Start of Listed entries

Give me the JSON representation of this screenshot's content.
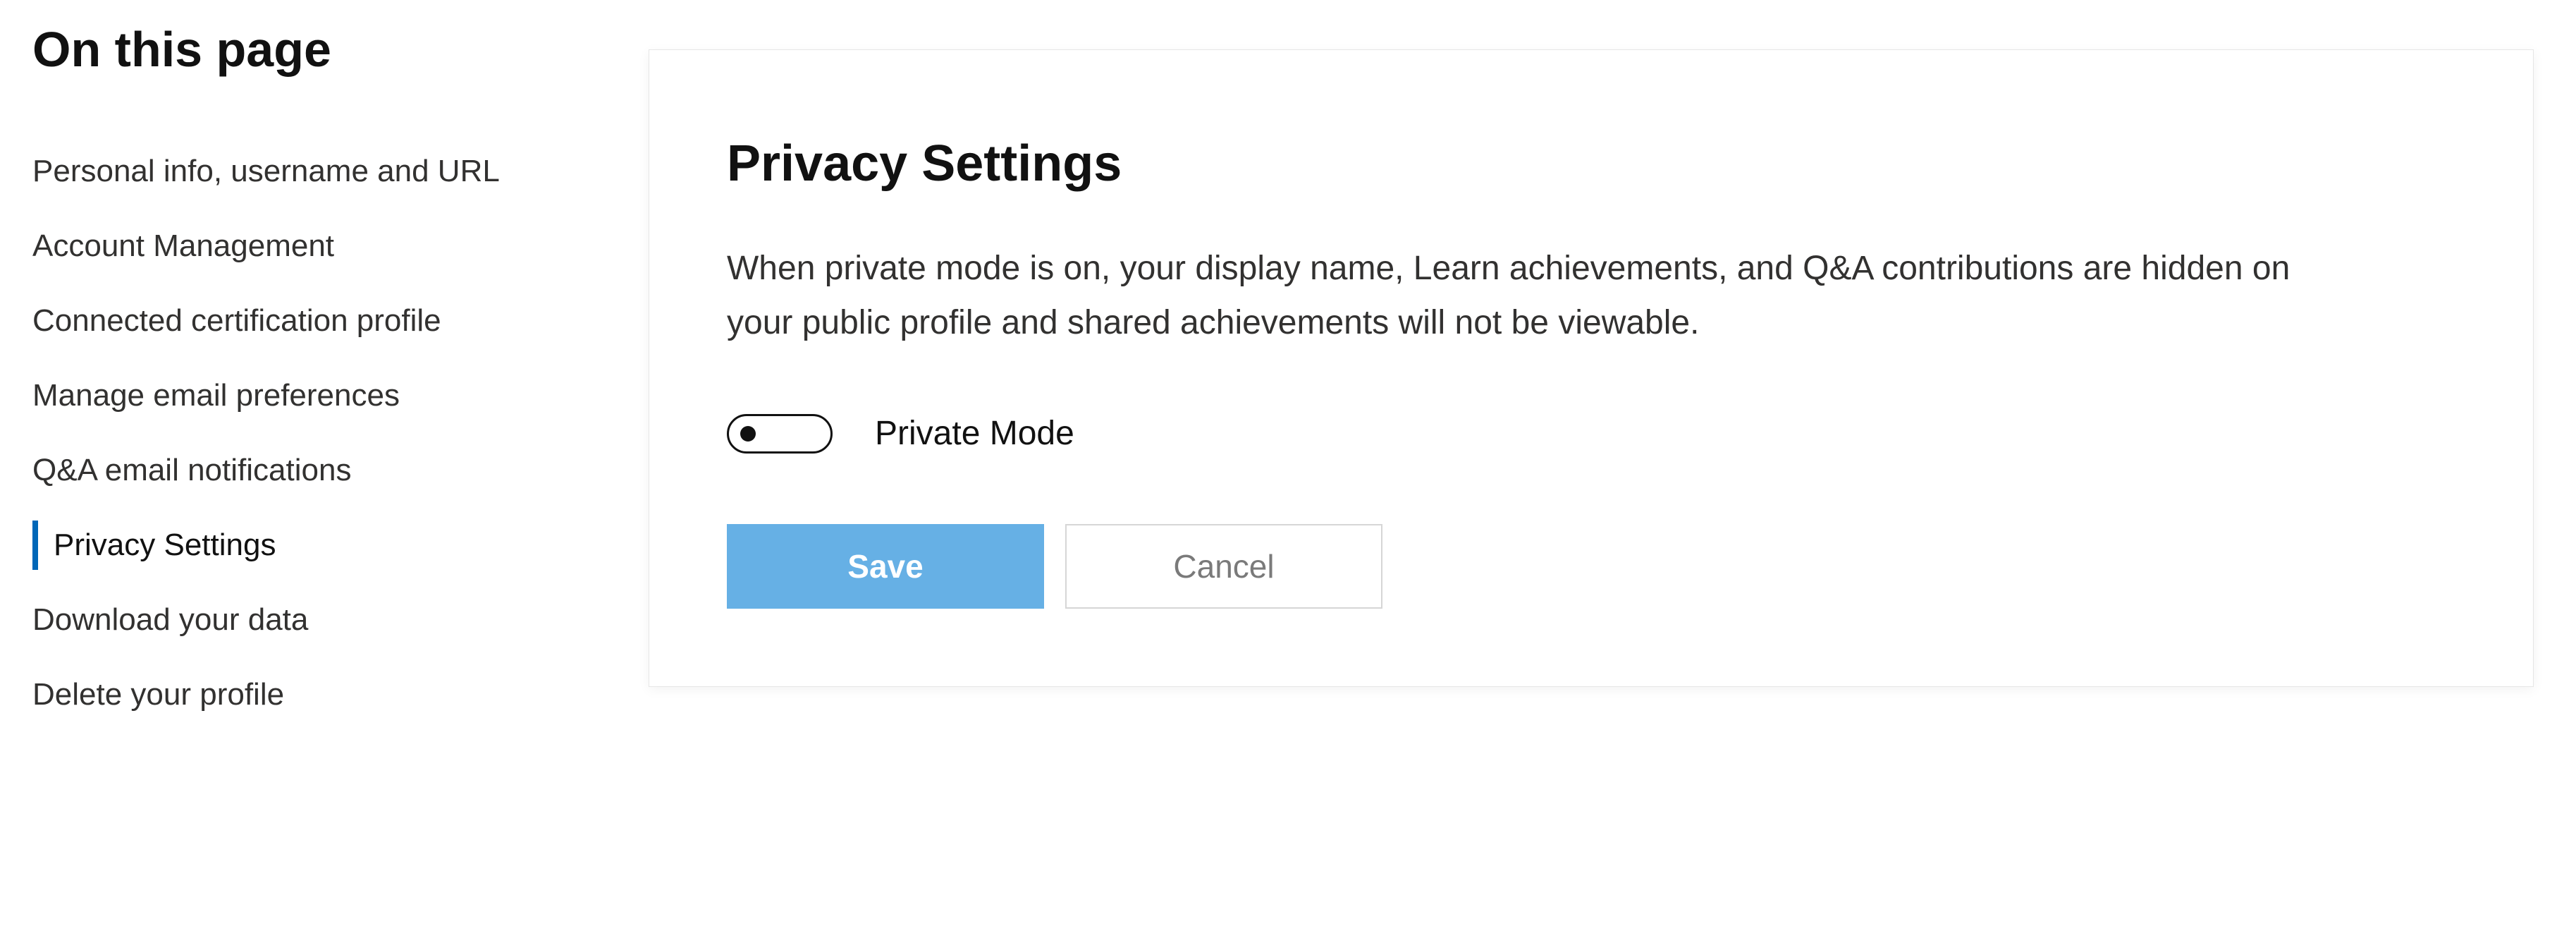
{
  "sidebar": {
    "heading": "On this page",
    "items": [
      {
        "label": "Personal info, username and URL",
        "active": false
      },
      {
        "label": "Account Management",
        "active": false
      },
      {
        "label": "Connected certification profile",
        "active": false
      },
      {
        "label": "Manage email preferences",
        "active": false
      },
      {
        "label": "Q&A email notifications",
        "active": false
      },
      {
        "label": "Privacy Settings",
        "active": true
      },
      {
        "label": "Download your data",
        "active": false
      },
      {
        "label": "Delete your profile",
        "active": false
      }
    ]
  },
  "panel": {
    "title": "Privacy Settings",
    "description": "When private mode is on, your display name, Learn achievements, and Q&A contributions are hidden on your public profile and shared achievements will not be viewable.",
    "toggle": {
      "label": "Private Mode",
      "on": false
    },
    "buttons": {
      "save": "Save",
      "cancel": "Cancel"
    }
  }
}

End of Listed entries

● Problem:
Copy each line of the data that contains the word "this".

● Response:
Give me the JSON representation of this screenshot's content.
    "heading": "On this page",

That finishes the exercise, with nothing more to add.